======== Provided information
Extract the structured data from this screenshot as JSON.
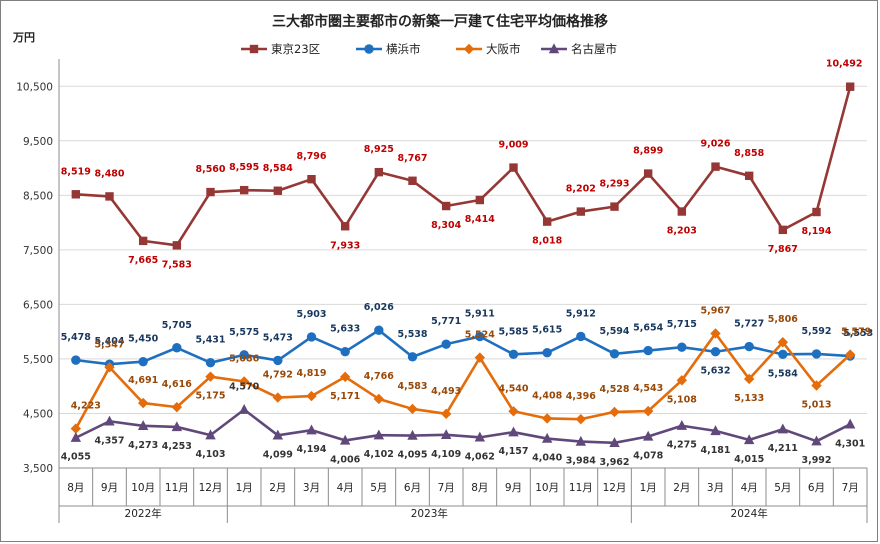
{
  "chart_data": {
    "type": "line",
    "title": "三大都市圏主要都市の新築一戸建て住宅平均価格推移",
    "ylabel": "万円",
    "ylim": [
      3500,
      11000
    ],
    "yticks": [
      3500,
      4500,
      5500,
      6500,
      7500,
      8500,
      9500,
      10500
    ],
    "ytick_labels": [
      "3,500",
      "4,500",
      "5,500",
      "6,500",
      "7,500",
      "8,500",
      "9,500",
      "10,500"
    ],
    "categories": [
      "8月",
      "9月",
      "10月",
      "11月",
      "12月",
      "1月",
      "2月",
      "3月",
      "4月",
      "5月",
      "6月",
      "7月",
      "8月",
      "9月",
      "10月",
      "11月",
      "12月",
      "1月",
      "2月",
      "3月",
      "4月",
      "5月",
      "6月",
      "7月"
    ],
    "years": [
      {
        "label": "2022年",
        "start": 0,
        "end": 4
      },
      {
        "label": "2023年",
        "start": 5,
        "end": 16
      },
      {
        "label": "2024年",
        "start": 17,
        "end": 23
      }
    ],
    "legend_position": "top-center",
    "series": [
      {
        "name": "東京23区",
        "color": "#953735",
        "marker": "square",
        "values": [
          8519,
          8480,
          7665,
          7583,
          8560,
          8595,
          8584,
          8796,
          7933,
          8925,
          8767,
          8304,
          8414,
          9009,
          8018,
          8202,
          8293,
          8899,
          8203,
          9026,
          8858,
          7867,
          8194,
          10492
        ],
        "labels": [
          "8,519",
          "8,480",
          "7,665",
          "7,583",
          "8,560",
          "8,595",
          "8,584",
          "8,796",
          "7,933",
          "8,925",
          "8,767",
          "8,304",
          "8,414",
          "9,009",
          "8,018",
          "8,202",
          "8,293",
          "8,899",
          "8,203",
          "9,026",
          "8,858",
          "7,867",
          "8,194",
          "10,492"
        ]
      },
      {
        "name": "横浜市",
        "color": "#1f6fc0",
        "marker": "circle",
        "values": [
          5478,
          5404,
          5450,
          5705,
          5431,
          5575,
          5473,
          5903,
          5633,
          6026,
          5538,
          5771,
          5911,
          5585,
          5615,
          5912,
          5594,
          5654,
          5715,
          5632,
          5727,
          5584,
          5592,
          5553
        ],
        "labels": [
          "5,478",
          "5,404",
          "5,450",
          "5,705",
          "5,431",
          "5,575",
          "5,473",
          "5,903",
          "5,633",
          "6,026",
          "5,538",
          "5,771",
          "5,911",
          "5,585",
          "5,615",
          "5,912",
          "5,594",
          "5,654",
          "5,715",
          "5,632",
          "5,727",
          "5,584",
          "5,592",
          "5,553"
        ]
      },
      {
        "name": "大阪市",
        "color": "#e46c0a",
        "marker": "diamond",
        "values": [
          4223,
          5347,
          4691,
          4616,
          5175,
          5086,
          4792,
          4819,
          5171,
          4766,
          4583,
          4493,
          5524,
          4540,
          4408,
          4396,
          4528,
          4543,
          5108,
          5967,
          5133,
          5806,
          5013,
          5579
        ],
        "labels": [
          "4,223",
          "5,347",
          "4,691",
          "4,616",
          "5,175",
          "5,086",
          "4,792",
          "4,819",
          "5,171",
          "4,766",
          "4,583",
          "4,493",
          "5,524",
          "4,540",
          "4,408",
          "4,396",
          "4,528",
          "4,543",
          "5,108",
          "5,967",
          "5,133",
          "5,806",
          "5,013",
          "5,579"
        ]
      },
      {
        "name": "名古屋市",
        "color": "#60497a",
        "marker": "triangle",
        "values": [
          4055,
          4357,
          4273,
          4253,
          4103,
          4570,
          4099,
          4194,
          4006,
          4102,
          4095,
          4109,
          4062,
          4157,
          4040,
          3984,
          3962,
          4078,
          4275,
          4181,
          4015,
          4211,
          3992,
          4301
        ],
        "labels": [
          "4,055",
          "4,357",
          "4,273",
          "4,253",
          "4,103",
          "4,570",
          "4,099",
          "4,194",
          "4,006",
          "4,102",
          "4,095",
          "4,109",
          "4,062",
          "4,157",
          "4,040",
          "3,984",
          "3,962",
          "4,078",
          "4,275",
          "4,181",
          "4,015",
          "4,211",
          "3,992",
          "4,301"
        ]
      }
    ]
  }
}
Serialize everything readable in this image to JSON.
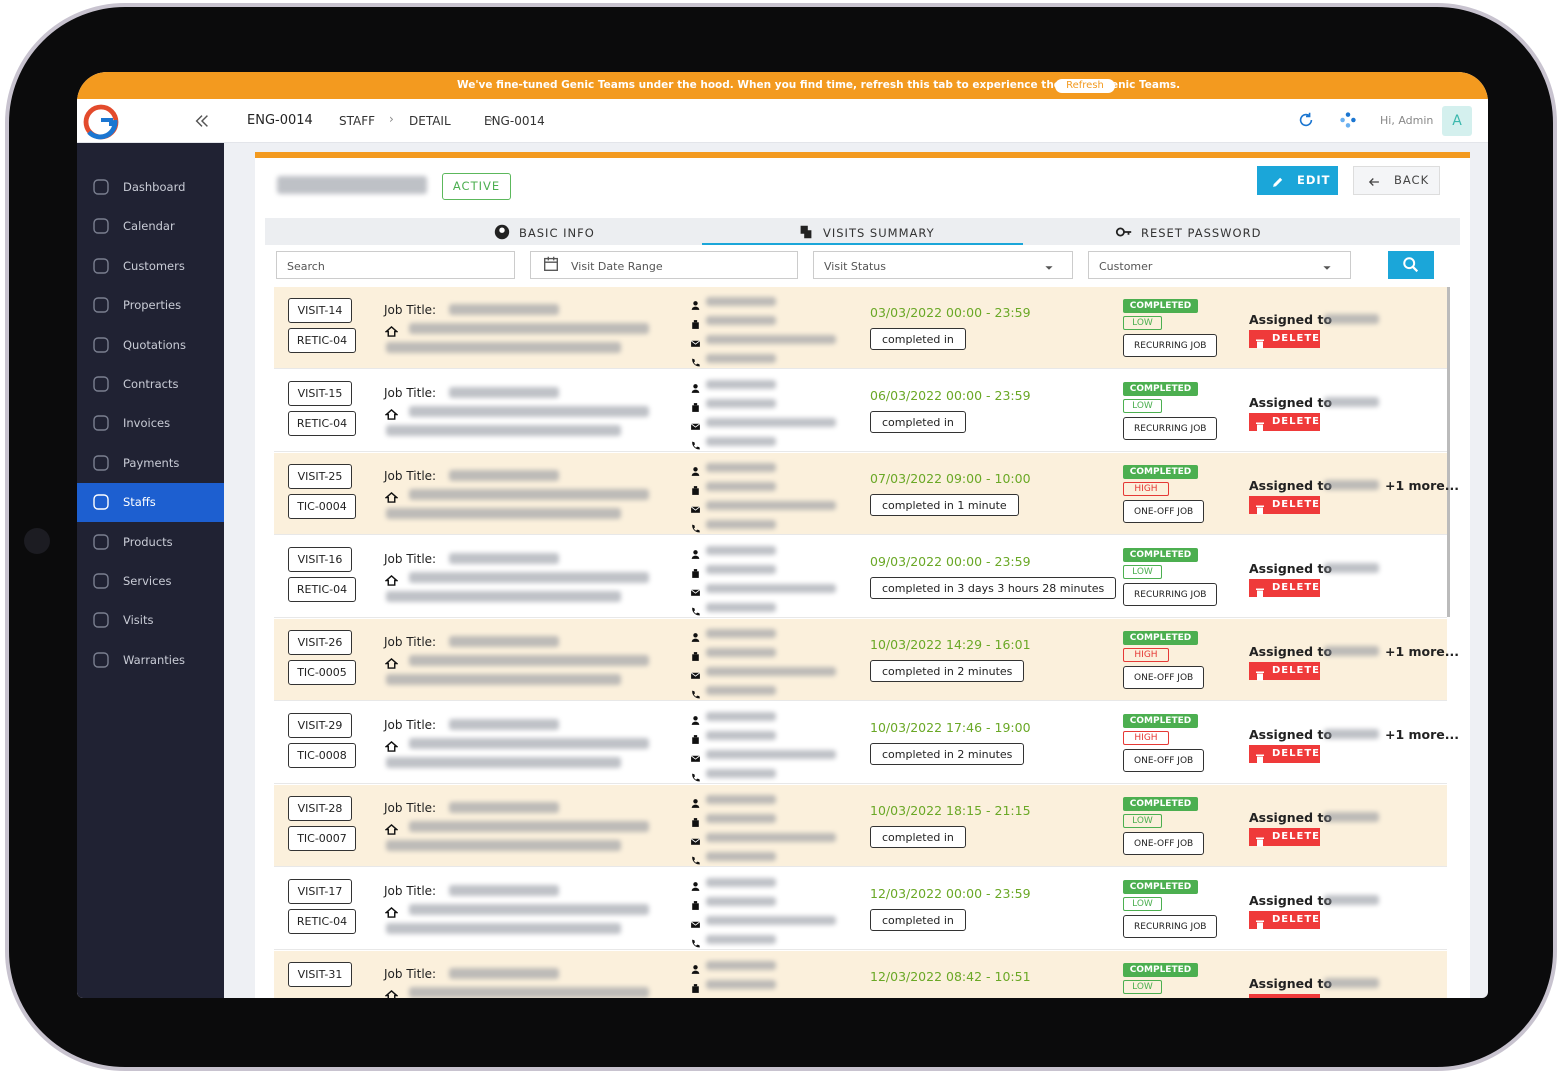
{
  "banner": {
    "message": "We've fine-tuned Genic Teams under the hood. When you find time, refresh this tab to experience the latest Genic Teams.",
    "button": "Refresh"
  },
  "header": {
    "code": "ENG-0014",
    "breadcrumb": [
      "STAFF",
      "DETAIL",
      "ENG-0014"
    ],
    "greeting": "Hi, Admin",
    "avatar": "A"
  },
  "sidebar": {
    "items": [
      "Dashboard",
      "Calendar",
      "Customers",
      "Properties",
      "Quotations",
      "Contracts",
      "Invoices",
      "Payments",
      "Staffs",
      "Products",
      "Services",
      "Visits",
      "Warranties"
    ],
    "active": "Staffs"
  },
  "profile": {
    "status": "ACTIVE",
    "edit": "EDIT",
    "back": "BACK"
  },
  "tabs": {
    "items": [
      "BASIC INFO",
      "VISITS SUMMARY",
      "RESET PASSWORD"
    ],
    "active": "VISITS SUMMARY"
  },
  "filters": {
    "search": "Search",
    "date_range": "Visit Date Range",
    "status": "Visit Status",
    "customer": "Customer"
  },
  "labels": {
    "job_title": "Job Title:",
    "assigned": "Assigned to",
    "delete": "DELETE"
  },
  "visits": [
    {
      "visit": "VISIT-14",
      "ref": "RETIC-04",
      "time": "03/03/2022 00:00 - 23:59",
      "duration": "completed in",
      "status": "COMPLETED",
      "priority": "LOW",
      "job_type": "RECURRING JOB"
    },
    {
      "visit": "VISIT-15",
      "ref": "RETIC-04",
      "time": "06/03/2022 00:00 - 23:59",
      "duration": "completed in",
      "status": "COMPLETED",
      "priority": "LOW",
      "job_type": "RECURRING JOB"
    },
    {
      "visit": "VISIT-25",
      "ref": "TIC-0004",
      "time": "07/03/2022 09:00 - 10:00",
      "duration": "completed in 1 minute",
      "status": "COMPLETED",
      "priority": "HIGH",
      "job_type": "ONE-OFF JOB",
      "more": "+1 more..."
    },
    {
      "visit": "VISIT-16",
      "ref": "RETIC-04",
      "time": "09/03/2022 00:00 - 23:59",
      "duration": "completed in 3 days 3 hours 28 minutes",
      "status": "COMPLETED",
      "priority": "LOW",
      "job_type": "RECURRING JOB"
    },
    {
      "visit": "VISIT-26",
      "ref": "TIC-0005",
      "time": "10/03/2022 14:29 - 16:01",
      "duration": "completed in 2 minutes",
      "status": "COMPLETED",
      "priority": "HIGH",
      "job_type": "ONE-OFF JOB",
      "more": "+1 more..."
    },
    {
      "visit": "VISIT-29",
      "ref": "TIC-0008",
      "time": "10/03/2022 17:46 - 19:00",
      "duration": "completed in 2 minutes",
      "status": "COMPLETED",
      "priority": "HIGH",
      "job_type": "ONE-OFF JOB",
      "more": "+1 more..."
    },
    {
      "visit": "VISIT-28",
      "ref": "TIC-0007",
      "time": "10/03/2022 18:15 - 21:15",
      "duration": "completed in",
      "status": "COMPLETED",
      "priority": "LOW",
      "job_type": "ONE-OFF JOB"
    },
    {
      "visit": "VISIT-17",
      "ref": "RETIC-04",
      "time": "12/03/2022 00:00 - 23:59",
      "duration": "completed in",
      "status": "COMPLETED",
      "priority": "LOW",
      "job_type": "RECURRING JOB"
    },
    {
      "visit": "VISIT-31",
      "time": "12/03/2022 08:42 - 10:51",
      "status": "COMPLETED",
      "priority": "LOW"
    }
  ]
}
================
● Problem description
Reproduce all the records verbatim, excluding images.

● Solution for this task
Extract the structured data from this screenshot as JSON.
{
  "chart_data": {
    "type": "line",
    "title": "三大都市圏主要都市の新築一戸建て住宅平均価格推移",
    "ylabel": "万円",
    "ylim": [
      3500,
      11000
    ],
    "yticks": [
      3500,
      4500,
      5500,
      6500,
      7500,
      8500,
      9500,
      10500
    ],
    "ytick_labels": [
      "3,500",
      "4,500",
      "5,500",
      "6,500",
      "7,500",
      "8,500",
      "9,500",
      "10,500"
    ],
    "categories": [
      "8月",
      "9月",
      "10月",
      "11月",
      "12月",
      "1月",
      "2月",
      "3月",
      "4月",
      "5月",
      "6月",
      "7月",
      "8月",
      "9月",
      "10月",
      "11月",
      "12月",
      "1月",
      "2月",
      "3月",
      "4月",
      "5月",
      "6月",
      "7月"
    ],
    "years": [
      {
        "label": "2022年",
        "start": 0,
        "end": 4
      },
      {
        "label": "2023年",
        "start": 5,
        "end": 16
      },
      {
        "label": "2024年",
        "start": 17,
        "end": 23
      }
    ],
    "legend_position": "top-center",
    "series": [
      {
        "name": "東京23区",
        "color": "#953735",
        "marker": "square",
        "values": [
          8519,
          8480,
          7665,
          7583,
          8560,
          8595,
          8584,
          8796,
          7933,
          8925,
          8767,
          8304,
          8414,
          9009,
          8018,
          8202,
          8293,
          8899,
          8203,
          9026,
          8858,
          7867,
          8194,
          10492
        ],
        "labels": [
          "8,519",
          "8,480",
          "7,665",
          "7,583",
          "8,560",
          "8,595",
          "8,584",
          "8,796",
          "7,933",
          "8,925",
          "8,767",
          "8,304",
          "8,414",
          "9,009",
          "8,018",
          "8,202",
          "8,293",
          "8,899",
          "8,203",
          "9,026",
          "8,858",
          "7,867",
          "8,194",
          "10,492"
        ]
      },
      {
        "name": "横浜市",
        "color": "#1f6fc0",
        "marker": "circle",
        "values": [
          5478,
          5404,
          5450,
          5705,
          5431,
          5575,
          5473,
          5903,
          5633,
          6026,
          5538,
          5771,
          5911,
          5585,
          5615,
          5912,
          5594,
          5654,
          5715,
          5632,
          5727,
          5584,
          5592,
          5553
        ],
        "labels": [
          "5,478",
          "5,404",
          "5,450",
          "5,705",
          "5,431",
          "5,575",
          "5,473",
          "5,903",
          "5,633",
          "6,026",
          "5,538",
          "5,771",
          "5,911",
          "5,585",
          "5,615",
          "5,912",
          "5,594",
          "5,654",
          "5,715",
          "5,632",
          "5,727",
          "5,584",
          "5,592",
          "5,553"
        ]
      },
      {
        "name": "大阪市",
        "color": "#e46c0a",
        "marker": "diamond",
        "values": [
          4223,
          5347,
          4691,
          4616,
          5175,
          5086,
          4792,
          4819,
          5171,
          4766,
          4583,
          4493,
          5524,
          4540,
          4408,
          4396,
          4528,
          4543,
          5108,
          5967,
          5133,
          5806,
          5013,
          5579
        ],
        "labels": [
          "4,223",
          "5,347",
          "4,691",
          "4,616",
          "5,175",
          "5,086",
          "4,792",
          "4,819",
          "5,171",
          "4,766",
          "4,583",
          "4,493",
          "5,524",
          "4,540",
          "4,408",
          "4,396",
          "4,528",
          "4,543",
          "5,108",
          "5,967",
          "5,133",
          "5,806",
          "5,013",
          "5,579"
        ]
      },
      {
        "name": "名古屋市",
        "color": "#60497a",
        "marker": "triangle",
        "values": [
          4055,
          4357,
          4273,
          4253,
          4103,
          4570,
          4099,
          4194,
          4006,
          4102,
          4095,
          4109,
          4062,
          4157,
          4040,
          3984,
          3962,
          4078,
          4275,
          4181,
          4015,
          4211,
          3992,
          4301
        ],
        "labels": [
          "4,055",
          "4,357",
          "4,273",
          "4,253",
          "4,103",
          "4,570",
          "4,099",
          "4,194",
          "4,006",
          "4,102",
          "4,095",
          "4,109",
          "4,062",
          "4,157",
          "4,040",
          "3,984",
          "3,962",
          "4,078",
          "4,275",
          "4,181",
          "4,015",
          "4,211",
          "3,992",
          "4,301"
        ]
      }
    ]
  }
}
Serialize everything readable in this image to JSON.
{
  "banner": {
    "message": "We've fine-tuned Genic Teams under the hood. When you find time, refresh this tab to experience the latest Genic Teams.",
    "button": "Refresh"
  },
  "header": {
    "code": "ENG-0014",
    "breadcrumb": [
      "STAFF",
      "DETAIL",
      "ENG-0014"
    ],
    "greeting": "Hi, Admin",
    "avatar": "A"
  },
  "sidebar": {
    "items": [
      "Dashboard",
      "Calendar",
      "Customers",
      "Properties",
      "Quotations",
      "Contracts",
      "Invoices",
      "Payments",
      "Staffs",
      "Products",
      "Services",
      "Visits",
      "Warranties"
    ],
    "active": "Staffs"
  },
  "profile": {
    "status": "ACTIVE",
    "edit": "EDIT",
    "back": "BACK"
  },
  "tabs": {
    "items": [
      "BASIC INFO",
      "VISITS SUMMARY",
      "RESET PASSWORD"
    ],
    "active": "VISITS SUMMARY"
  },
  "filters": {
    "search": "Search",
    "date_range": "Visit Date Range",
    "status": "Visit Status",
    "customer": "Customer"
  },
  "labels": {
    "job_title": "Job Title:",
    "assigned": "Assigned to",
    "delete": "DELETE"
  },
  "visits": [
    {
      "visit": "VISIT-14",
      "ref": "RETIC-04",
      "time": "03/03/2022 00:00 - 23:59",
      "duration": "completed in",
      "status": "COMPLETED",
      "priority": "LOW",
      "job_type": "RECURRING JOB"
    },
    {
      "visit": "VISIT-15",
      "ref": "RETIC-04",
      "time": "06/03/2022 00:00 - 23:59",
      "duration": "completed in",
      "status": "COMPLETED",
      "priority": "LOW",
      "job_type": "RECURRING JOB"
    },
    {
      "visit": "VISIT-25",
      "ref": "TIC-0004",
      "time": "07/03/2022 09:00 - 10:00",
      "duration": "completed in 1 minute",
      "status": "COMPLETED",
      "priority": "HIGH",
      "job_type": "ONE-OFF JOB",
      "more": "+1 more..."
    },
    {
      "visit": "VISIT-16",
      "ref": "RETIC-04",
      "time": "09/03/2022 00:00 - 23:59",
      "duration": "completed in 3 days 3 hours 28 minutes",
      "status": "COMPLETED",
      "priority": "LOW",
      "job_type": "RECURRING JOB"
    },
    {
      "visit": "VISIT-26",
      "ref": "TIC-0005",
      "time": "10/03/2022 14:29 - 16:01",
      "duration": "completed in 2 minutes",
      "status": "COMPLETED",
      "priority": "HIGH",
      "job_type": "ONE-OFF JOB",
      "more": "+1 more..."
    },
    {
      "visit": "VISIT-29",
      "ref": "TIC-0008",
      "time": "10/03/2022 17:46 - 19:00",
      "duration": "completed in 2 minutes",
      "status": "COMPLETED",
      "priority": "HIGH",
      "job_type": "ONE-OFF JOB",
      "more": "+1 more..."
    },
    {
      "visit": "VISIT-28",
      "ref": "TIC-0007",
      "time": "10/03/2022 18:15 - 21:15",
      "duration": "completed in",
      "status": "COMPLETED",
      "priority": "LOW",
      "job_type": "ONE-OFF JOB"
    },
    {
      "visit": "VISIT-17",
      "ref": "RETIC-04",
      "time": "12/03/2022 00:00 - 23:59",
      "duration": "completed in",
      "status": "COMPLETED",
      "priority": "LOW",
      "job_type": "RECURRING JOB"
    },
    {
      "visit": "VISIT-31",
      "time": "12/03/2022 08:42 - 10:51",
      "status": "COMPLETED",
      "priority": "LOW"
    }
  ]
}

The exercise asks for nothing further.